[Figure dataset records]
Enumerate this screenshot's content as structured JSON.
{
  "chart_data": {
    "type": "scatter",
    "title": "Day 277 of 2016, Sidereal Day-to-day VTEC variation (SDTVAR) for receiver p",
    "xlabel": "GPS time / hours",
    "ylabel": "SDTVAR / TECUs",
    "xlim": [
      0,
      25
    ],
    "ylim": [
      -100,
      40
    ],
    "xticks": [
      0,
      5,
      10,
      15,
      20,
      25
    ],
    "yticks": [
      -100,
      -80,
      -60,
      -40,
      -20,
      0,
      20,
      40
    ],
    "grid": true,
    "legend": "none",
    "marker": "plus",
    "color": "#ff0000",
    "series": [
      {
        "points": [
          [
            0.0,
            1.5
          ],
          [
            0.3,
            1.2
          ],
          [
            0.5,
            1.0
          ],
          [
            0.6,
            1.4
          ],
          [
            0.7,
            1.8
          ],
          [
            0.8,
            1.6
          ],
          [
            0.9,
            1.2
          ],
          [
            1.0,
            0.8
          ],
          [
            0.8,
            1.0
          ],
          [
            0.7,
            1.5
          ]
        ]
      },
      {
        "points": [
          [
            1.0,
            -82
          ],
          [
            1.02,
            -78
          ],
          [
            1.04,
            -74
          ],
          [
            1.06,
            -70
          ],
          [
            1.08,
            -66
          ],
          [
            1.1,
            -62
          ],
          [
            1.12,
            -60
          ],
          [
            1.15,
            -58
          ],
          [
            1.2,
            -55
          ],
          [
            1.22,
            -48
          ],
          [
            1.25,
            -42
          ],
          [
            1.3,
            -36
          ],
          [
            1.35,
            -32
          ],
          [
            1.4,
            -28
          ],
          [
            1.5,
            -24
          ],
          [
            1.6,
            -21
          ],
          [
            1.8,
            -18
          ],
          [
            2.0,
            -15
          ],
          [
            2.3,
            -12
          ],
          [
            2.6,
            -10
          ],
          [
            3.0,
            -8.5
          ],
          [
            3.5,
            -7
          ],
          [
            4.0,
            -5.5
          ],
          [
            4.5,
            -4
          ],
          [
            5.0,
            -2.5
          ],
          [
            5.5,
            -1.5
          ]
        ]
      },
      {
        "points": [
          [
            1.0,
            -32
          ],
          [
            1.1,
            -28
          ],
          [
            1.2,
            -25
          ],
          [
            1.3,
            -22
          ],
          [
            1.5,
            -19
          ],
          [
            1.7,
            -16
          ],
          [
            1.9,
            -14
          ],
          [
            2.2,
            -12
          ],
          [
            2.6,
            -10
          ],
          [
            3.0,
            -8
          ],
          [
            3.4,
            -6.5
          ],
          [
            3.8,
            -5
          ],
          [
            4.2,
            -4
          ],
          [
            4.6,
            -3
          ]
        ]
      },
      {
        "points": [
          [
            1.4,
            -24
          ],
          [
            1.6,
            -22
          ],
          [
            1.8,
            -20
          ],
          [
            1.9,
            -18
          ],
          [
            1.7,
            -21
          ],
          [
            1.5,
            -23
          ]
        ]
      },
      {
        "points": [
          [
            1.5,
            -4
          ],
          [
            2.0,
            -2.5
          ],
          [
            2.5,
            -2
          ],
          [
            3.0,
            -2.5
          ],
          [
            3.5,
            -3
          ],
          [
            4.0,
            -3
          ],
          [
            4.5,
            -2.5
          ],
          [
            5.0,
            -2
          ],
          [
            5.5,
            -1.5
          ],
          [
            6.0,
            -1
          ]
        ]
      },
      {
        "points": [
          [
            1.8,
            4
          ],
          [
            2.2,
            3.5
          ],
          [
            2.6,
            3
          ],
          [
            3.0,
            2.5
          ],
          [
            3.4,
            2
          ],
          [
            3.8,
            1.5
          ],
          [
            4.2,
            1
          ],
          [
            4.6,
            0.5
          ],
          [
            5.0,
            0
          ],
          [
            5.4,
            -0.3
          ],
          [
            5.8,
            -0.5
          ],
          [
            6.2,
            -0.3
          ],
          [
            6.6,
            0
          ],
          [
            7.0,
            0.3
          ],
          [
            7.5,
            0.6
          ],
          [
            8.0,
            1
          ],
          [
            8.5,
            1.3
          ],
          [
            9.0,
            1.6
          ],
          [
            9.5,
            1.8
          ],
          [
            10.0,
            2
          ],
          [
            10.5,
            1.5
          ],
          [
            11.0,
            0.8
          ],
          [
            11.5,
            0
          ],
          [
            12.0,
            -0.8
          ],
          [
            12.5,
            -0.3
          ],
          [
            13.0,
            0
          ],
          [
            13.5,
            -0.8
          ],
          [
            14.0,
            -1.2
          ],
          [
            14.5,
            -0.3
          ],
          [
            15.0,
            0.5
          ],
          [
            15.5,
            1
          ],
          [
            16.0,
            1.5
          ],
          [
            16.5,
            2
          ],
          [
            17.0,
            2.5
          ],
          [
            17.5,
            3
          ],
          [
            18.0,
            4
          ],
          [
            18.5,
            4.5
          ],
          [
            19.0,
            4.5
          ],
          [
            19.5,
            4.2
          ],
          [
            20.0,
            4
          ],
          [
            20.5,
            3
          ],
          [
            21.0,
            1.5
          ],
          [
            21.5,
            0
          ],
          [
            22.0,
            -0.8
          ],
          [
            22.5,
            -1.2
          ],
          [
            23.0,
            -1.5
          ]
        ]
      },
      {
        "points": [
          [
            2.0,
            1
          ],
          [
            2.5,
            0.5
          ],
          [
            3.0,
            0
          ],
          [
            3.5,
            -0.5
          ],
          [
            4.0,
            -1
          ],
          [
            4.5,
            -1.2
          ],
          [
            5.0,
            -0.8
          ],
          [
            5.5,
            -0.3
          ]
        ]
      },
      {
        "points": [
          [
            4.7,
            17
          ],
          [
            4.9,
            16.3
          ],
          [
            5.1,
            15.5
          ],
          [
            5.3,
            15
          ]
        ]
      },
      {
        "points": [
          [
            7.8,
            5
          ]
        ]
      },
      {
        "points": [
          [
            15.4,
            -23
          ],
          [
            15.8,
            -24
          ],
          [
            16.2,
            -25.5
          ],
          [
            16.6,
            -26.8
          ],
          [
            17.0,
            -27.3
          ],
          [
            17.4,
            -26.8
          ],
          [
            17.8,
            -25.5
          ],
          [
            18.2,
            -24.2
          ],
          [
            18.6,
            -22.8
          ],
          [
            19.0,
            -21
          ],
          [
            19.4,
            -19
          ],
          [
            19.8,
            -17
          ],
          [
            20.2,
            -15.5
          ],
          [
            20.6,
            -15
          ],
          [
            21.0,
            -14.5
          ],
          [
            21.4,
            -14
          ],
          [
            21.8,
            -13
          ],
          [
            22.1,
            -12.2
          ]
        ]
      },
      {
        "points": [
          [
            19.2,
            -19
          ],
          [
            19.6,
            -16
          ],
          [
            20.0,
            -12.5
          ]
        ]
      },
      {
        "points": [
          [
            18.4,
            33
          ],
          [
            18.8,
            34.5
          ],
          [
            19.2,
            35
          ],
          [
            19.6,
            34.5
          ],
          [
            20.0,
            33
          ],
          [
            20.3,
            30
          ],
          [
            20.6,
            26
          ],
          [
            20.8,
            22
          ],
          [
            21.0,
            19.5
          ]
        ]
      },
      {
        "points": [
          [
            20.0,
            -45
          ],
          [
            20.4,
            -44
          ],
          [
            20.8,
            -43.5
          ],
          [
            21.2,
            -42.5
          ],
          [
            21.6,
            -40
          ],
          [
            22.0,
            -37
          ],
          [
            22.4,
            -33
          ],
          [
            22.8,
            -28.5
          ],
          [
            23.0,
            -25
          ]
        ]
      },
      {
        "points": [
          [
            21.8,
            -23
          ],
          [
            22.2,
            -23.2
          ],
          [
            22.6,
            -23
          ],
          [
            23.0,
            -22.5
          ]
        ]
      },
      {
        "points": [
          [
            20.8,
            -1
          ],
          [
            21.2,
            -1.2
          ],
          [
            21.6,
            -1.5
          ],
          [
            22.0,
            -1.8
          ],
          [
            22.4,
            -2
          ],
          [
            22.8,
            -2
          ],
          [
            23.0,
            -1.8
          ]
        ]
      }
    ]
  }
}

▸ Objective
Sift through the entries and copy every line with "SDTVAR".

▸ Correct response
    "title": "Day 277 of 2016, Sidereal Day-to-day VTEC variation (SDTVAR) for receiver p",
    "ylabel": "SDTVAR / TECUs",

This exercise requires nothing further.